[Dataset records]
================
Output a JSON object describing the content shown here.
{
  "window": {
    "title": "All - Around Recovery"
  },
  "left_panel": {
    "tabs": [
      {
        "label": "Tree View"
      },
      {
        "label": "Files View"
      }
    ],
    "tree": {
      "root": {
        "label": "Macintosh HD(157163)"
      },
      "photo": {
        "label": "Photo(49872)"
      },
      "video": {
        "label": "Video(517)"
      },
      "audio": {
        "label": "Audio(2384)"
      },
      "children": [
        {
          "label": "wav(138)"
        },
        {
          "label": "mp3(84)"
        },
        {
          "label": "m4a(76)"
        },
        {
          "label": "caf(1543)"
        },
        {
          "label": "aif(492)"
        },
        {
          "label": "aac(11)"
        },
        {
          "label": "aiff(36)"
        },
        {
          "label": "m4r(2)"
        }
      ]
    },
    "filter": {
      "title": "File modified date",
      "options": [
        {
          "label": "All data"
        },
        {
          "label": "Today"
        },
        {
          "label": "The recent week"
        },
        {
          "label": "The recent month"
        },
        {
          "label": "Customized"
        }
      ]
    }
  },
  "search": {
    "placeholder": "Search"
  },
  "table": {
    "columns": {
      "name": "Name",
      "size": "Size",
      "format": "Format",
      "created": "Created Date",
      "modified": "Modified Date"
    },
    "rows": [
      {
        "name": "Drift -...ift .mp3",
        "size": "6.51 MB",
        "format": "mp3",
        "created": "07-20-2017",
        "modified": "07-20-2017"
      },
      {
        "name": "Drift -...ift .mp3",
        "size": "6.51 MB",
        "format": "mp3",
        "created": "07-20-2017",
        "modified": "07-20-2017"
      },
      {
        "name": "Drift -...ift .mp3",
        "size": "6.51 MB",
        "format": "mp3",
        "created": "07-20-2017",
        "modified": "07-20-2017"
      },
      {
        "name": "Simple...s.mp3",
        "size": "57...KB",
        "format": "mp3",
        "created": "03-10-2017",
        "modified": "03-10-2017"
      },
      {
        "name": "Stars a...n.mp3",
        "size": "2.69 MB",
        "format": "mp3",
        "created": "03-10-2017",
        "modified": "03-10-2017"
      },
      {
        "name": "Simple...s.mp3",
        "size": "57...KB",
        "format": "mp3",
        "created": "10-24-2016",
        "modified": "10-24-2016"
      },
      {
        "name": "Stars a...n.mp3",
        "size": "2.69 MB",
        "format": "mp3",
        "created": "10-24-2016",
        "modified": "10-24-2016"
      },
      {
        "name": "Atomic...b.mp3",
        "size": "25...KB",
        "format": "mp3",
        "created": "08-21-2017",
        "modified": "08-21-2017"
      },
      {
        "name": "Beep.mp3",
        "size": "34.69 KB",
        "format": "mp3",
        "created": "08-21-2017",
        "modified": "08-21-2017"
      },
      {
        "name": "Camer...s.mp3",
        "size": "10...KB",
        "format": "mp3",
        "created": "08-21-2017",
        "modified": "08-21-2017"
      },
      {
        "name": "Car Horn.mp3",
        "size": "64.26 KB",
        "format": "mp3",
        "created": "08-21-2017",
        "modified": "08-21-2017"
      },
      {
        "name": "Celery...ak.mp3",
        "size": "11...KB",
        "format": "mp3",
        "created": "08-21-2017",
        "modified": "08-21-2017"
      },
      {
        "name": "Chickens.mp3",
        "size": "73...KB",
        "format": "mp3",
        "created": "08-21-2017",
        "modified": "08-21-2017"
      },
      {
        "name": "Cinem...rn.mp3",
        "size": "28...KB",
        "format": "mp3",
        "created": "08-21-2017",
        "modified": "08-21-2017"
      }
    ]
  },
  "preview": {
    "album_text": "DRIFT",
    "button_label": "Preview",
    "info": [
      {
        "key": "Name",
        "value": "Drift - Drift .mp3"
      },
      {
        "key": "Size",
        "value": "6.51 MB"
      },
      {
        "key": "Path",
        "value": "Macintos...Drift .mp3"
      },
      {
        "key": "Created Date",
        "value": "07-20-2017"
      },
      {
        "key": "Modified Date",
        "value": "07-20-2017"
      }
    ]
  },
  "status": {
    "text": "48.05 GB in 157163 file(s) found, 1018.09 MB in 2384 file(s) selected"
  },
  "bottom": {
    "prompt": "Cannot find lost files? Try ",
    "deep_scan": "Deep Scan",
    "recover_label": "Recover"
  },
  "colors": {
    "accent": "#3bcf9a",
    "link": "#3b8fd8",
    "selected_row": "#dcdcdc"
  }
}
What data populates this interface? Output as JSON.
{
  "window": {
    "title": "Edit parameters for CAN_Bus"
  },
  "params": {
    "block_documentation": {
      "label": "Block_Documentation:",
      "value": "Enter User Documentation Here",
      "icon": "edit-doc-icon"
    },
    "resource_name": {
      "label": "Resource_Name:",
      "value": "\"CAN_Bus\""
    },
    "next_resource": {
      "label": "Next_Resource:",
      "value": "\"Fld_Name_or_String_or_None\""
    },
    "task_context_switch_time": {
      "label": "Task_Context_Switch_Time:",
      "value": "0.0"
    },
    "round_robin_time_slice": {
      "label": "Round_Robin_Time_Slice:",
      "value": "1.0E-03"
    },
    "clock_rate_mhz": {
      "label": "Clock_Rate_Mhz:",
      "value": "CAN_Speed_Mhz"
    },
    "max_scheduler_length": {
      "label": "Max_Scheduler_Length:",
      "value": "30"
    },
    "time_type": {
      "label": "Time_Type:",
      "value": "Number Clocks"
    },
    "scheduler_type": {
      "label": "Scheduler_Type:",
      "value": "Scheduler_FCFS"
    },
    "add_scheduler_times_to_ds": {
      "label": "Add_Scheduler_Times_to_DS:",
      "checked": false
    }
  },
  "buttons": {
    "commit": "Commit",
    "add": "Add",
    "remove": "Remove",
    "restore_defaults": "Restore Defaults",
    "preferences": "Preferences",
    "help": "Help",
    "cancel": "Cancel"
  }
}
================
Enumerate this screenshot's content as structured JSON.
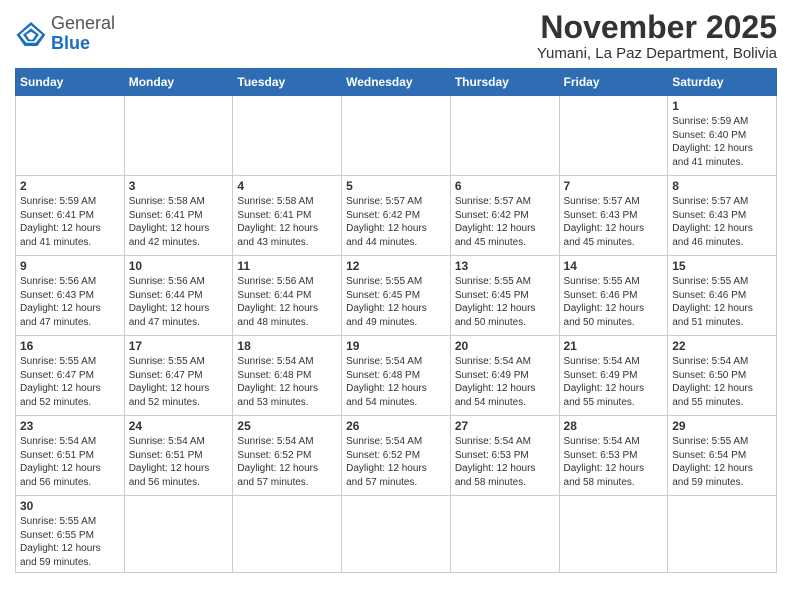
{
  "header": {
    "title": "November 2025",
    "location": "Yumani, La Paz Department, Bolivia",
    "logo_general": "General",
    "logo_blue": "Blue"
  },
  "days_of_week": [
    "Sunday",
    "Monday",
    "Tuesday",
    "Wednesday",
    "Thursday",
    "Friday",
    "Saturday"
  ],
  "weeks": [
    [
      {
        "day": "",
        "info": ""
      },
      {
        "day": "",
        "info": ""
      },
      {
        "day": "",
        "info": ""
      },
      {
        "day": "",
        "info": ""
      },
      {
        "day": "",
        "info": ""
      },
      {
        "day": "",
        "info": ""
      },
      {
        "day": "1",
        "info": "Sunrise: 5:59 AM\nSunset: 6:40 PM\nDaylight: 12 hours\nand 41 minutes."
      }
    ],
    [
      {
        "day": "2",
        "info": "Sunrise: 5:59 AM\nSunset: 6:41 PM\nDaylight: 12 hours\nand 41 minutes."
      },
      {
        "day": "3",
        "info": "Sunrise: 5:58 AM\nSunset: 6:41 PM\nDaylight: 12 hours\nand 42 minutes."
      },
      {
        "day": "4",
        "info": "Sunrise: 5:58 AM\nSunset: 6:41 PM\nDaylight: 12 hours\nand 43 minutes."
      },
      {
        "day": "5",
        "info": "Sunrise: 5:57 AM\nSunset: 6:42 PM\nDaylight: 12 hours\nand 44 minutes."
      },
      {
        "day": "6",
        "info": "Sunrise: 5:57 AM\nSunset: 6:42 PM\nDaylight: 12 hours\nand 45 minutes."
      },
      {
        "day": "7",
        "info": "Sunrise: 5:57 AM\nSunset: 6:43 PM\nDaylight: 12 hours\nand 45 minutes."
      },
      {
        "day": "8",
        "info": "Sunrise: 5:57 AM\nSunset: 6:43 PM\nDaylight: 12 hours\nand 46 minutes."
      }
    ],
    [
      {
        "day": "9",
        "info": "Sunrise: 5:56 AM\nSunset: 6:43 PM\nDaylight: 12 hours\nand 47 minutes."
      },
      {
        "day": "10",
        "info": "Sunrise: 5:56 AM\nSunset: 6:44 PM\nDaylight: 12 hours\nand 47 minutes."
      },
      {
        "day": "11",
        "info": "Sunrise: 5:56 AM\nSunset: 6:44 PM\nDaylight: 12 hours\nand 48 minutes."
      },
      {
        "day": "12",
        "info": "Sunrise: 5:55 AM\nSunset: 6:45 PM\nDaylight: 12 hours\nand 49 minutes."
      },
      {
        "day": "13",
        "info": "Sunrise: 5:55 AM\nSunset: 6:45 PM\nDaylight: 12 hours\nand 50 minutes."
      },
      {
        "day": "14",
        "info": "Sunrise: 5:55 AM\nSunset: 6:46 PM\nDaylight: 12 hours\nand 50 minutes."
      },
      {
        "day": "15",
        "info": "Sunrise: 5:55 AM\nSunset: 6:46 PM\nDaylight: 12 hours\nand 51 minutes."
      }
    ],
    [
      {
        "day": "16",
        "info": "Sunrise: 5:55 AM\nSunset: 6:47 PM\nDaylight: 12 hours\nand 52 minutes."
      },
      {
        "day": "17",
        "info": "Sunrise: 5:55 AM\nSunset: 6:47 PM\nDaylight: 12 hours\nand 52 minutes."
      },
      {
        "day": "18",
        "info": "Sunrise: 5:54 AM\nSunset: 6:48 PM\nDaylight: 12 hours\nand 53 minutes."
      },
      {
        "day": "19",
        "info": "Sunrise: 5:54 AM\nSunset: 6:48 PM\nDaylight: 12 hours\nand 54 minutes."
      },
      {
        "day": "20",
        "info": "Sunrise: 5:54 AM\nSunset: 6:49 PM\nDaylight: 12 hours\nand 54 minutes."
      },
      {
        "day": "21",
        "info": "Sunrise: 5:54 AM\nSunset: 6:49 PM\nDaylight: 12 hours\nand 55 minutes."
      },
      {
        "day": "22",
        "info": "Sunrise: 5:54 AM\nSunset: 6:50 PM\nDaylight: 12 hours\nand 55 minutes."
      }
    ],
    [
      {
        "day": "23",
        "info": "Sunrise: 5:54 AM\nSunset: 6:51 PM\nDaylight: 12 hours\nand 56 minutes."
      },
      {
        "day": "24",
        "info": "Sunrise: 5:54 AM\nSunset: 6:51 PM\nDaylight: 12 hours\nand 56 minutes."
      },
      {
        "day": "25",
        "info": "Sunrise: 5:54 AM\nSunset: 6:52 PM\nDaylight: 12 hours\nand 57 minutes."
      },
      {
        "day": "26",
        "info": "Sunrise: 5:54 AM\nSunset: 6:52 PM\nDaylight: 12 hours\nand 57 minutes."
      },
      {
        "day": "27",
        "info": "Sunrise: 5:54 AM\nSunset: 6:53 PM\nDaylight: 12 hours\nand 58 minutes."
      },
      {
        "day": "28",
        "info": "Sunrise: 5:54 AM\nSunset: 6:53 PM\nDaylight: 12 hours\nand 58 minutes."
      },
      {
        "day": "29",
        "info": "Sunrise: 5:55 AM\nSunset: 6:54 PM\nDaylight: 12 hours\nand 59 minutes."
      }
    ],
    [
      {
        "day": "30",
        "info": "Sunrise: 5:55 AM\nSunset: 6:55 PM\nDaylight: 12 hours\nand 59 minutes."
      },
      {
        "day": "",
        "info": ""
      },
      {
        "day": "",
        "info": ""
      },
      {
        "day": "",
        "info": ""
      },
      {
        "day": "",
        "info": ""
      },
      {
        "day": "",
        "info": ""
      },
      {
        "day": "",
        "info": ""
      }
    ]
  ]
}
================
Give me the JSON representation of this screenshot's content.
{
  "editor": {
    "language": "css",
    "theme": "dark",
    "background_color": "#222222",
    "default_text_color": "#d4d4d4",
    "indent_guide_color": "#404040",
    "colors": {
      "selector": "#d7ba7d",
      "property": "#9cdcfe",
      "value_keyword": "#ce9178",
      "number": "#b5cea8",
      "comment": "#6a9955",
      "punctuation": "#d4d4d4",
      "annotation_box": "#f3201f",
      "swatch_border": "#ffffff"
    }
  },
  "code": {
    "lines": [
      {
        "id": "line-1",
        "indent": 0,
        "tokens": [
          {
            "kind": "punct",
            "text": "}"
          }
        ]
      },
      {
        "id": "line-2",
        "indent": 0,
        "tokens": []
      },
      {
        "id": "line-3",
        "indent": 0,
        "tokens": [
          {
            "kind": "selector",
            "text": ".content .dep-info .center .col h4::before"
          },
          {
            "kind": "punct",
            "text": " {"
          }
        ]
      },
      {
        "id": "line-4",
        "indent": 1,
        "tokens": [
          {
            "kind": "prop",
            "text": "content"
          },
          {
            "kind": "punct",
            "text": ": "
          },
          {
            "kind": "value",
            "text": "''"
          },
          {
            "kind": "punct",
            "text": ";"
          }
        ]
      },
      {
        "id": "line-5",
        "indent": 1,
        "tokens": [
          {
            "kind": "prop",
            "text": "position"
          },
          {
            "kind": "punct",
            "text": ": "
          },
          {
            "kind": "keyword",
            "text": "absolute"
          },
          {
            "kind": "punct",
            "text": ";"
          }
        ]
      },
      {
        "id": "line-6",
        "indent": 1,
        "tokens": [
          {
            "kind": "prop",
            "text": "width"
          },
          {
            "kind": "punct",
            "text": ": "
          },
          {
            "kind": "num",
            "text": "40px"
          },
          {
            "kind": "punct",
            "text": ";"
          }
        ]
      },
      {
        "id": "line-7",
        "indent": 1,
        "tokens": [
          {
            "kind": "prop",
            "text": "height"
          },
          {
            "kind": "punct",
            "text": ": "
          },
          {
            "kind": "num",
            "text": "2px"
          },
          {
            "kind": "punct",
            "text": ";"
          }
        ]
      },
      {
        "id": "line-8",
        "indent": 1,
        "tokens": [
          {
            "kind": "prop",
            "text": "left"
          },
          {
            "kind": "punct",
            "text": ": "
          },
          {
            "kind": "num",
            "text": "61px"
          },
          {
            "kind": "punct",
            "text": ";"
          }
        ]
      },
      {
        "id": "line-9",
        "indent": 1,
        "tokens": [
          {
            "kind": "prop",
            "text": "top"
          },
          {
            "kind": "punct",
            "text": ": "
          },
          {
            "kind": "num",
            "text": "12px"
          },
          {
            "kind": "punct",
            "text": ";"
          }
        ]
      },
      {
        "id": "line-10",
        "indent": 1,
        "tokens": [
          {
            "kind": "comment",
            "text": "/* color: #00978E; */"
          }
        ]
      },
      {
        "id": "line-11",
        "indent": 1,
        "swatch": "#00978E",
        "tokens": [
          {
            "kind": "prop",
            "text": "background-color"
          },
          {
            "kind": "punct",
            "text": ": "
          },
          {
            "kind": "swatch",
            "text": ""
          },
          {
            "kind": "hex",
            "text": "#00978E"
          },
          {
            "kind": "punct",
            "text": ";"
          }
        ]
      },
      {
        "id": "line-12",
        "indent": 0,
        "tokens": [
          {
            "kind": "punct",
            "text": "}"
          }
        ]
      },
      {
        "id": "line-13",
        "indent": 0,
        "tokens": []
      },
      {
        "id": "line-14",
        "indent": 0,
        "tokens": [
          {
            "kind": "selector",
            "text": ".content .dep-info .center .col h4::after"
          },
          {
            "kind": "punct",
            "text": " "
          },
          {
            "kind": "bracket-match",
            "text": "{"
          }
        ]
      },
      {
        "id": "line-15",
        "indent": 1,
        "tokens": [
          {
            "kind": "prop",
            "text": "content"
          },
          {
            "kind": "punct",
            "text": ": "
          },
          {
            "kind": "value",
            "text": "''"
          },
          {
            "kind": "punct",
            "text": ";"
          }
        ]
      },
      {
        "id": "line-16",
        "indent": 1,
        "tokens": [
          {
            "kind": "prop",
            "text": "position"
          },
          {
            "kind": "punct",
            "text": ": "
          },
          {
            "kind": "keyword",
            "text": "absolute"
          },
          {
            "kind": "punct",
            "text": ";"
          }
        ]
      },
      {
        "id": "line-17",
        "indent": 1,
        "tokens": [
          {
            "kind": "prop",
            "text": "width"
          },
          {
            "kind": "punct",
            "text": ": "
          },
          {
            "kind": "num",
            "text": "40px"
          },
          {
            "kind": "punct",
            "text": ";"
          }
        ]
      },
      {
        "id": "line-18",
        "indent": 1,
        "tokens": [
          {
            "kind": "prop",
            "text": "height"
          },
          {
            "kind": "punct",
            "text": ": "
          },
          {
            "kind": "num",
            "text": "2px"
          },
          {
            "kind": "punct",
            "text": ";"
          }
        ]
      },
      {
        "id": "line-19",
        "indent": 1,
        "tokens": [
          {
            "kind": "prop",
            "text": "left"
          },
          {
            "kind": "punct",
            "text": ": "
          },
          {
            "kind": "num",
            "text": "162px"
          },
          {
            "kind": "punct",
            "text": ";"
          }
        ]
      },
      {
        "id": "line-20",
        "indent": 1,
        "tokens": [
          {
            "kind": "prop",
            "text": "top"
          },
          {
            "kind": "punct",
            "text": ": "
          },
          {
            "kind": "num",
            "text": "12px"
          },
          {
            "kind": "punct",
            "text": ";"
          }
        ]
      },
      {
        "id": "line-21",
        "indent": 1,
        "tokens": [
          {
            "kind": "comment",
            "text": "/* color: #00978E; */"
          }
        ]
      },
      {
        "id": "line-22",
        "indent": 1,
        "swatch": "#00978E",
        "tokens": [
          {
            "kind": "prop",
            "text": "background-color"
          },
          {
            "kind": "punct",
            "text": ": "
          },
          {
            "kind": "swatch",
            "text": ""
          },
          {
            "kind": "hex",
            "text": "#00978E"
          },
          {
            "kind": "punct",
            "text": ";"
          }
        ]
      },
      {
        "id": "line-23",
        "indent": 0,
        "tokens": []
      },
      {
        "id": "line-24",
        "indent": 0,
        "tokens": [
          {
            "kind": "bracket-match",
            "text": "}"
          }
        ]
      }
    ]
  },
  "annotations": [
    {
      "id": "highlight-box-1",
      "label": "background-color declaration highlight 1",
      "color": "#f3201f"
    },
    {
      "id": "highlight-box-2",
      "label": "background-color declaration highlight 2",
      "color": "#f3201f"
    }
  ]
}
================
*Written problem*. Within the material above, find the lines that contain the word "highlight"; copy them.

*Exercise output*.
      "id": "highlight-box-1",
      "label": "background-color declaration highlight 1",
      "id": "highlight-box-2",
      "label": "background-color declaration highlight 2",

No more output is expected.